(Saved data entries)
++++++++

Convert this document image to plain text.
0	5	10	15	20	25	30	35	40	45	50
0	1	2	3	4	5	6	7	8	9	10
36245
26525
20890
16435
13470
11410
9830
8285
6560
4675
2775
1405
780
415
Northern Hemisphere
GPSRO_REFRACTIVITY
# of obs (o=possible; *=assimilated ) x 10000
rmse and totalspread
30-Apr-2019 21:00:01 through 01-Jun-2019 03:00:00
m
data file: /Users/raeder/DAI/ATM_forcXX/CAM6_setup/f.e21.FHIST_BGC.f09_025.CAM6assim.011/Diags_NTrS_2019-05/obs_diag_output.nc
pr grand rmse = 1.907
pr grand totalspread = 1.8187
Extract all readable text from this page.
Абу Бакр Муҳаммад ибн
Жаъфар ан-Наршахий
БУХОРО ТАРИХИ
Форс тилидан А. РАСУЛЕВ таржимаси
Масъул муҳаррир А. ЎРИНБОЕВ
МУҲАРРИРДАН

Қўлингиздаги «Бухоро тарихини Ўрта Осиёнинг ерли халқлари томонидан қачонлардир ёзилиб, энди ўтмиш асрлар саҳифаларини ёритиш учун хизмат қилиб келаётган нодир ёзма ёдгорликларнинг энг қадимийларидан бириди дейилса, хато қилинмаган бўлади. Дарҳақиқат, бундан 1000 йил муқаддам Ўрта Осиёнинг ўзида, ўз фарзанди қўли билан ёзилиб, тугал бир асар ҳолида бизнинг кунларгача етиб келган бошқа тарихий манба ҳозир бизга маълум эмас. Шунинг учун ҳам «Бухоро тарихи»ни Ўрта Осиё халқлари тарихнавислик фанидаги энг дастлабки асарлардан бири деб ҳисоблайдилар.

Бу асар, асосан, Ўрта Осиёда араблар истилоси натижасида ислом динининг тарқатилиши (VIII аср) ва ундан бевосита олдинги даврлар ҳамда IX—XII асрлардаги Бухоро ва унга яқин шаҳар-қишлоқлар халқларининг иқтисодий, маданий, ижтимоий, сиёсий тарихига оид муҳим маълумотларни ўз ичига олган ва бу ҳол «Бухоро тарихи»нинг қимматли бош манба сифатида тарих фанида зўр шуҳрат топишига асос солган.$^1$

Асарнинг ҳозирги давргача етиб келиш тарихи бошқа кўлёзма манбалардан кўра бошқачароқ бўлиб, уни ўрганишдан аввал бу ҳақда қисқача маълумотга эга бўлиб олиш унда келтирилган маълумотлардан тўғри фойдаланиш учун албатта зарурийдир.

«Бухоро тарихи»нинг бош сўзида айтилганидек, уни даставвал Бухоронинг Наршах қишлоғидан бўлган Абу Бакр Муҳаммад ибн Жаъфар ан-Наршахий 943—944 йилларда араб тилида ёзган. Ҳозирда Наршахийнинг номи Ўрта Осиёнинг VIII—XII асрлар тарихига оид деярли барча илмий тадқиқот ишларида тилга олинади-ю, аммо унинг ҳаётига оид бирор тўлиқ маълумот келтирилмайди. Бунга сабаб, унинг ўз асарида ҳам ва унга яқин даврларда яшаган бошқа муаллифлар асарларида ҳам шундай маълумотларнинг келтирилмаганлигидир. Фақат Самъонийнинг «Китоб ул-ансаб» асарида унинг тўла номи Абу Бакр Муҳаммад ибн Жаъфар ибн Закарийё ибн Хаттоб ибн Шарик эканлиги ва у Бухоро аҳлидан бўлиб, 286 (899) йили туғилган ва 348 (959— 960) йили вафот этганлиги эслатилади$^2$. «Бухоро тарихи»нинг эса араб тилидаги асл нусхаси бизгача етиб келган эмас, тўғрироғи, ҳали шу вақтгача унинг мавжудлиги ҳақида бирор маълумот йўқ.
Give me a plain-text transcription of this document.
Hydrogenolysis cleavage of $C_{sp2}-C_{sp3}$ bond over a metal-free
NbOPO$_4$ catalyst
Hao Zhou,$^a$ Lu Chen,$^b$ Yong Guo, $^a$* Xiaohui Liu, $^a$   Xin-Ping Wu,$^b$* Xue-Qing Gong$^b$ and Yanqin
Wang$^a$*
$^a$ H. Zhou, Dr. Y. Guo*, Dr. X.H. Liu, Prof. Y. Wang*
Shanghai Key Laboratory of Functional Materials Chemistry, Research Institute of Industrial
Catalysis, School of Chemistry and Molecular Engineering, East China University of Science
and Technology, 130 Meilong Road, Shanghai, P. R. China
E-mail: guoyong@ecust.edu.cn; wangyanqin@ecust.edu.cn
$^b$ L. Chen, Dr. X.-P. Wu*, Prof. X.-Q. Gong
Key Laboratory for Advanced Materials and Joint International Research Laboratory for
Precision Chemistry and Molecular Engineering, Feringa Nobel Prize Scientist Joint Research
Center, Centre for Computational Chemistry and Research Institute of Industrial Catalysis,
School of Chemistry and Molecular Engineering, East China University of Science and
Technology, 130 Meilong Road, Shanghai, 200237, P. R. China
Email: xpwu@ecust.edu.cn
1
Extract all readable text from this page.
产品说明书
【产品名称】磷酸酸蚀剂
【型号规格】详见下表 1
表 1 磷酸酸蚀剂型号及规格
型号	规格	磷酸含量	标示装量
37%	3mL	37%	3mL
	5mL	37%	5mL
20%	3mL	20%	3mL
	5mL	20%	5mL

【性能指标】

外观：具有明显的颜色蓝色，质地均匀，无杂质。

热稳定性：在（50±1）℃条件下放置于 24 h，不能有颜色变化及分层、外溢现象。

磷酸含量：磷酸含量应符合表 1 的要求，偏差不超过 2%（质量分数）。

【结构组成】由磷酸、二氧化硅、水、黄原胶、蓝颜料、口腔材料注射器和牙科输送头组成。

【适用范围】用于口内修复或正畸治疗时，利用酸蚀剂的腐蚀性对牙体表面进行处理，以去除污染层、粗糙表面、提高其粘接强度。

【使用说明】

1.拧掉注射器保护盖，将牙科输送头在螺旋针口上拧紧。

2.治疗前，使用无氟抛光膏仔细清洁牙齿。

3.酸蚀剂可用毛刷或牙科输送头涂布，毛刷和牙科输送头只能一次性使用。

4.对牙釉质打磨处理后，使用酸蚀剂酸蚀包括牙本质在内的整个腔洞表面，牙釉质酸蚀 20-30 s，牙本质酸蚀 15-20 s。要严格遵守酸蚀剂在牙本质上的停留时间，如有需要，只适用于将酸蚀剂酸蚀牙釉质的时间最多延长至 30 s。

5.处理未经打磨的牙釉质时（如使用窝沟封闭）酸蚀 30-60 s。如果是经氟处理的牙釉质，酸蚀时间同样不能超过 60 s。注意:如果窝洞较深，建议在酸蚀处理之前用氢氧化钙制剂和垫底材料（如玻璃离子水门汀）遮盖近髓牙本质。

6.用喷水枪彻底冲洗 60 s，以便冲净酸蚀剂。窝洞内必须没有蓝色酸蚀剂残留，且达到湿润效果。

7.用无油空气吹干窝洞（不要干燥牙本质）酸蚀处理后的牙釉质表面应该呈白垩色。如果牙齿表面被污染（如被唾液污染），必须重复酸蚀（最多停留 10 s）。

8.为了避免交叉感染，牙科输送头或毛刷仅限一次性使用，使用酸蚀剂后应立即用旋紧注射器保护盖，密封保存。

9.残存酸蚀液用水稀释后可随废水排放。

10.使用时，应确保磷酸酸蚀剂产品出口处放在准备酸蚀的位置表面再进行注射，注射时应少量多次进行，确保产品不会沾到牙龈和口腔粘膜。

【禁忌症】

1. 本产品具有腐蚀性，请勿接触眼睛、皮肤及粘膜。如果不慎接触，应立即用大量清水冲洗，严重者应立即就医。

++++++++

## Required task:
Set down the listing in full, keeping every word exactly as it is.

## Worked answer:
Convert this document image to plain text.
0	5	10	15	20	25	30	35	40	45	50
0	1	2	3	4	5	6	7	8	9	10
36245
26525
20890
16435
13470
11410
9830
8285
6560
4675
2775
1405
780
415
Northern Hemisphere
GPSRO_REFRACTIVITY
# of obs (o=possible; *=assimilated ) x 10000
rmse and totalspread
30-Apr-2019 21:00:01 through 01-Jun-2019 03:00:00
m
data file: /Users/raeder/DAI/ATM_forcXX/CAM6_setup/f.e21.FHIST_BGC.f09_025.CAM6assim.011/Diags_NTrS_2019-05/obs_diag_output.nc
pr grand rmse = 1.907
pr grand totalspread = 1.8187
Extract all readable text from this page.
Абу Бакр Муҳаммад ибн
Жаъфар ан-Наршахий
БУХОРО ТАРИХИ
Форс тилидан А. РАСУЛЕВ таржимаси
Масъул муҳаррир А. ЎРИНБОЕВ
МУҲАРРИРДАН

Қўлингиздаги «Бухоро тарихини Ўрта Осиёнинг ерли халқлари томонидан қачонлардир ёзилиб, энди ўтмиш асрлар саҳифаларини ёритиш учун хизмат қилиб келаётган нодир ёзма ёдгорликларнинг энг қадимийларидан бириди дейилса, хато қилинмаган бўлади. Дарҳақиқат, бундан 1000 йил муқаддам Ўрта Осиёнинг ўзида, ўз фарзанди қўли билан ёзилиб, тугал бир асар ҳолида бизнинг кунларгача етиб келган бошқа тарихий манба ҳозир бизга маълум эмас. Шунинг учун ҳам «Бухоро тарихи»ни Ўрта Осиё халқлари тарихнавислик фанидаги энг дастлабки асарлардан бири деб ҳисоблайдилар.

Бу асар, асосан, Ўрта Осиёда араблар истилоси натижасида ислом динининг тарқатилиши (VIII аср) ва ундан бевосита олдинги даврлар ҳамда IX—XII асрлардаги Бухоро ва унга яқин шаҳар-қишлоқлар халқларининг иқтисодий, маданий, ижтимоий, сиёсий тарихига оид муҳим маълумотларни ўз ичига олган ва бу ҳол «Бухоро тарихи»нинг қимматли бош манба сифатида тарих фанида зўр шуҳрат топишига асос солган.$^1$

Асарнинг ҳозирги давргача етиб келиш тарихи бошқа кўлёзма манбалардан кўра бошқачароқ бўлиб, уни ўрганишдан аввал бу ҳақда қисқача маълумотга эга бўлиб олиш унда келтирилган маълумотлардан тўғри фойдаланиш учун албатта зарурийдир.

«Бухоро тарихи»нинг бош сўзида айтилганидек, уни даставвал Бухоронинг Наршах қишлоғидан бўлган Абу Бакр Муҳаммад ибн Жаъфар ан-Наршахий 943—944 йилларда араб тилида ёзган. Ҳозирда Наршахийнинг номи Ўрта Осиёнинг VIII—XII асрлар тарихига оид деярли барча илмий тадқиқот ишларида тилга олинади-ю, аммо унинг ҳаётига оид бирор тўлиқ маълумот келтирилмайди. Бунга сабаб, унинг ўз асарида ҳам ва унга яқин даврларда яшаган бошқа муаллифлар асарларида ҳам шундай маълумотларнинг келтирилмаганлигидир. Фақат Самъонийнинг «Китоб ул-ансаб» асарида унинг тўла номи Абу Бакр Муҳаммад ибн Жаъфар ибн Закарийё ибн Хаттоб ибн Шарик эканлиги ва у Бухоро аҳлидан бўлиб, 286 (899) йили туғилган ва 348 (959— 960) йили вафот этганлиги эслатилади$^2$. «Бухоро тарихи»нинг эса араб тилидаги асл нусхаси бизгача етиб келган эмас, тўғрироғи, ҳали шу вақтгача унинг мавжудлиги ҳақида бирор маълумот йўқ.
Give me a plain-text transcription of this document.
Hydrogenolysis cleavage of $C_{sp2}-C_{sp3}$ bond over a metal-free
NbOPO$_4$ catalyst
Hao Zhou,$^a$ Lu Chen,$^b$ Yong Guo, $^a$* Xiaohui Liu, $^a$   Xin-Ping Wu,$^b$* Xue-Qing Gong$^b$ and Yanqin
Wang$^a$*
$^a$ H. Zhou, Dr. Y. Guo*, Dr. X.H. Liu, Prof. Y. Wang*
Shanghai Key Laboratory of Functional Materials Chemistry, Research Institute of Industrial
Catalysis, School of Chemistry and Molecular Engineering, East China University of Science
and Technology, 130 Meilong Road, Shanghai, P. R. China
E-mail: guoyong@ecust.edu.cn; wangyanqin@ecust.edu.cn
$^b$ L. Chen, Dr. X.-P. Wu*, Prof. X.-Q. Gong
Key Laboratory for Advanced Materials and Joint International Research Laboratory for
Precision Chemistry and Molecular Engineering, Feringa Nobel Prize Scientist Joint Research
Center, Centre for Computational Chemistry and Research Institute of Industrial Catalysis,
School of Chemistry and Molecular Engineering, East China University of Science and
Technology, 130 Meilong Road, Shanghai, 200237, P. R. China
Email: xpwu@ecust.edu.cn
1
Extract all readable text from this page.
产品说明书
【产品名称】磷酸酸蚀剂
【型号规格】详见下表 1
表 1 磷酸酸蚀剂型号及规格
型号	规格	磷酸含量	标示装量
37%	3mL	37%	3mL
	5mL	37%	5mL
20%	3mL	20%	3mL
	5mL	20%	5mL

【性能指标】

外观：具有明显的颜色蓝色，质地均匀，无杂质。

热稳定性：在（50±1）℃条件下放置于 24 h，不能有颜色变化及分层、外溢现象。

磷酸含量：磷酸含量应符合表 1 的要求，偏差不超过 2%（质量分数）。

【结构组成】由磷酸、二氧化硅、水、黄原胶、蓝颜料、口腔材料注射器和牙科输送头组成。

【适用范围】用于口内修复或正畸治疗时，利用酸蚀剂的腐蚀性对牙体表面进行处理，以去除污染层、粗糙表面、提高其粘接强度。

【使用说明】

1.拧掉注射器保护盖，将牙科输送头在螺旋针口上拧紧。

2.治疗前，使用无氟抛光膏仔细清洁牙齿。

3.酸蚀剂可用毛刷或牙科输送头涂布，毛刷和牙科输送头只能一次性使用。

4.对牙釉质打磨处理后，使用酸蚀剂酸蚀包括牙本质在内的整个腔洞表面，牙釉质酸蚀 20-30 s，牙本质酸蚀 15-20 s。要严格遵守酸蚀剂在牙本质上的停留时间，如有需要，只适用于将酸蚀剂酸蚀牙釉质的时间最多延长至 30 s。

5.处理未经打磨的牙釉质时（如使用窝沟封闭）酸蚀 30-60 s。如果是经氟处理的牙釉质，酸蚀时间同样不能超过 60 s。注意:如果窝洞较深，建议在酸蚀处理之前用氢氧化钙制剂和垫底材料（如玻璃离子水门汀）遮盖近髓牙本质。

6.用喷水枪彻底冲洗 60 s，以便冲净酸蚀剂。窝洞内必须没有蓝色酸蚀剂残留，且达到湿润效果。

7.用无油空气吹干窝洞（不要干燥牙本质）酸蚀处理后的牙釉质表面应该呈白垩色。如果牙齿表面被污染（如被唾液污染），必须重复酸蚀（最多停留 10 s）。

8.为了避免交叉感染，牙科输送头或毛刷仅限一次性使用，使用酸蚀剂后应立即用旋紧注射器保护盖，密封保存。

9.残存酸蚀液用水稀释后可随废水排放。

10.使用时，应确保磷酸酸蚀剂产品出口处放在准备酸蚀的位置表面再进行注射，注射时应少量多次进行，确保产品不会沾到牙龈和口腔粘膜。

【禁忌症】

1. 本产品具有腐蚀性，请勿接触眼睛、皮肤及粘膜。如果不慎接触，应立即用大量清水冲洗，严重者应立即就医。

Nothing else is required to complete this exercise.